Given instruction: Return the listing below exactly, with the pictures dropped.

----------------

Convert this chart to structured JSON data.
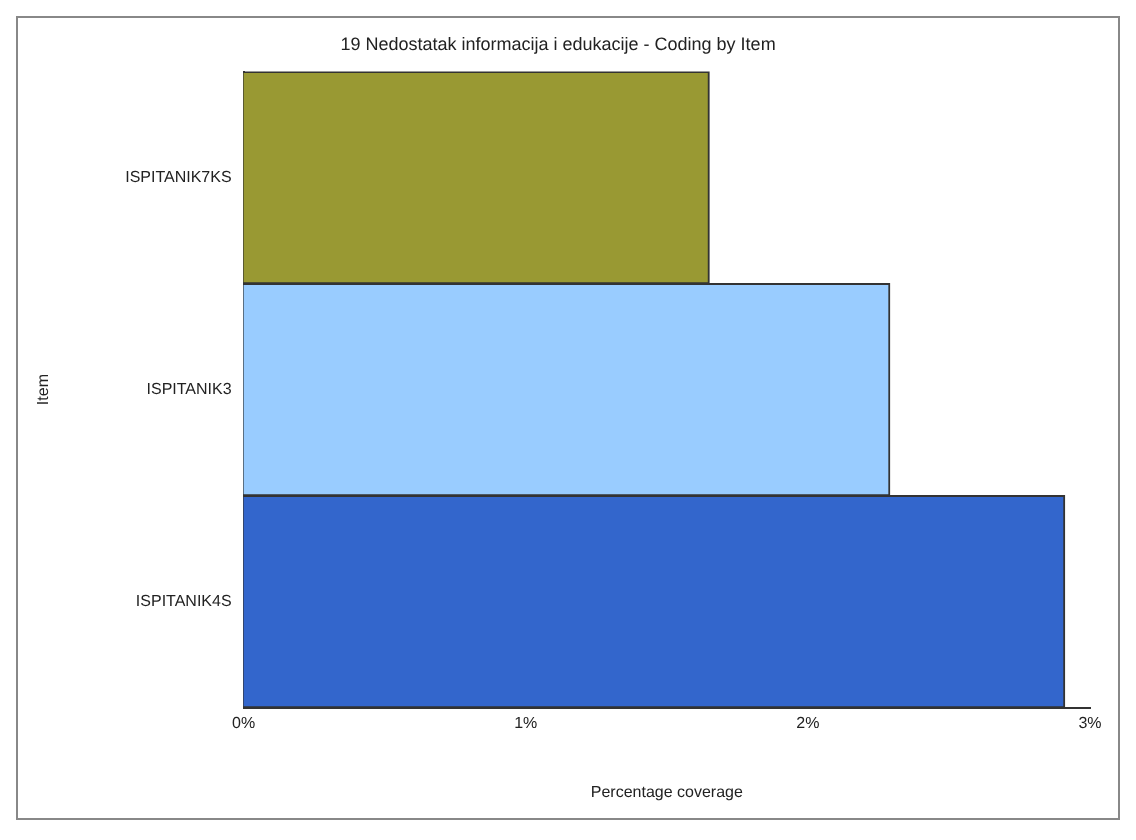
{
  "chart_data": {
    "type": "bar",
    "orientation": "horizontal",
    "title": "19 Nedostatak informacija i edukacije - Coding by Item",
    "xlabel": "Percentage coverage",
    "ylabel": "Item",
    "categories": [
      "ISPITANIK7KS",
      "ISPITANIK3",
      "ISPITANIK4S"
    ],
    "values": [
      1.65,
      2.29,
      2.91
    ],
    "colors": [
      "#999933",
      "#99ccff",
      "#3366cc"
    ],
    "xlim": [
      0,
      3
    ],
    "xticks": [
      {
        "value": 0,
        "label": "0%"
      },
      {
        "value": 1,
        "label": "1%"
      },
      {
        "value": 2,
        "label": "2%"
      },
      {
        "value": 3,
        "label": "3%"
      }
    ],
    "grid": false,
    "legend": false
  }
}
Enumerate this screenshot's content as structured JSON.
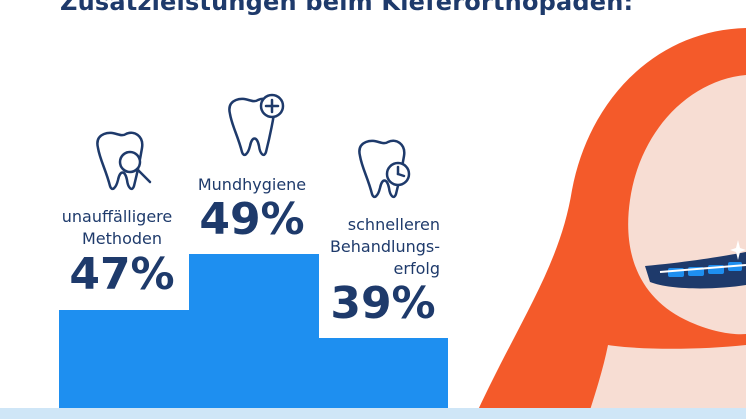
{
  "title": "Zusatzleistungen beim Kieferorthopäden:",
  "colors": {
    "bar": "#1e8ff0",
    "text": "#1e3a6b",
    "hair": "#f45a2a",
    "skin": "#f7ddd3",
    "strip": "#cfe6f7"
  },
  "chart_data": {
    "type": "bar",
    "title": "Zusatzleistungen beim Kieferorthopäden:",
    "categories": [
      {
        "lines": [
          "unauffälligere",
          "Methoden"
        ],
        "icon": "tooth-magnifier-icon"
      },
      {
        "lines": [
          "Mundhygiene"
        ],
        "icon": "tooth-plus-icon"
      },
      {
        "lines": [
          "schnelleren",
          "Behandlungs-",
          "erfolg"
        ],
        "icon": "tooth-clock-icon"
      }
    ],
    "values": [
      47,
      49,
      39
    ],
    "value_labels": [
      "47%",
      "49%",
      "39%"
    ],
    "unit": "%",
    "ylim": [
      0,
      50
    ],
    "grid": false,
    "legend": "none"
  }
}
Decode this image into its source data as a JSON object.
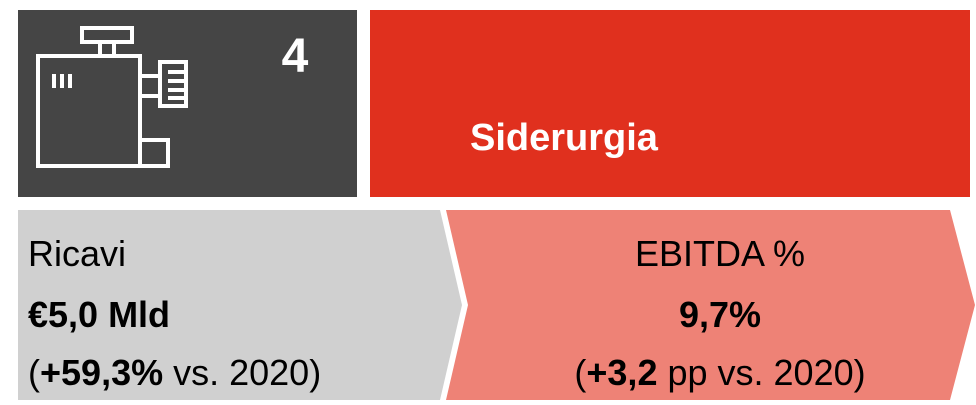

----------------

Final result:
Convert this chart to structured JSON data.
{
  "chart_data": {
    "type": "bar",
    "orientation": "horizontal",
    "title": "19 Nedostatak informacija i edukacije - Coding by Item",
    "xlabel": "Percentage coverage",
    "ylabel": "Item",
    "categories": [
      "ISPITANIK7KS",
      "ISPITANIK3",
      "ISPITANIK4S"
    ],
    "values": [
      1.65,
      2.29,
      2.91
    ],
    "colors": [
      "#999933",
      "#99ccff",
      "#3366cc"
    ],
    "xlim": [
      0,
      3
    ],
    "xticks": [
      {
        "value": 0,
        "label": "0%"
      },
      {
        "value": 1,
        "label": "1%"
      },
      {
        "value": 2,
        "label": "2%"
      },
      {
        "value": 3,
        "label": "3%"
      }
    ],
    "grid": false,
    "legend": false
  }
}
Enumerate this screenshot's content as structured JSON.
{
  "title": "Zusatzleistungen beim Kieferorthopäden:",
  "colors": {
    "bar": "#1e8ff0",
    "text": "#1e3a6b",
    "hair": "#f45a2a",
    "skin": "#f7ddd3",
    "strip": "#cfe6f7"
  },
  "chart_data": {
    "type": "bar",
    "title": "Zusatzleistungen beim Kieferorthopäden:",
    "categories": [
      {
        "lines": [
          "unauffälligere",
          "Methoden"
        ],
        "icon": "tooth-magnifier-icon"
      },
      {
        "lines": [
          "Mundhygiene"
        ],
        "icon": "tooth-plus-icon"
      },
      {
        "lines": [
          "schnelleren",
          "Behandlungs-",
          "erfolg"
        ],
        "icon": "tooth-clock-icon"
      }
    ],
    "values": [
      47,
      49,
      39
    ],
    "value_labels": [
      "47%",
      "49%",
      "39%"
    ],
    "unit": "%",
    "ylim": [
      0,
      50
    ],
    "grid": false,
    "legend": "none"
  }
}
Decode this image into its source data as a JSON object.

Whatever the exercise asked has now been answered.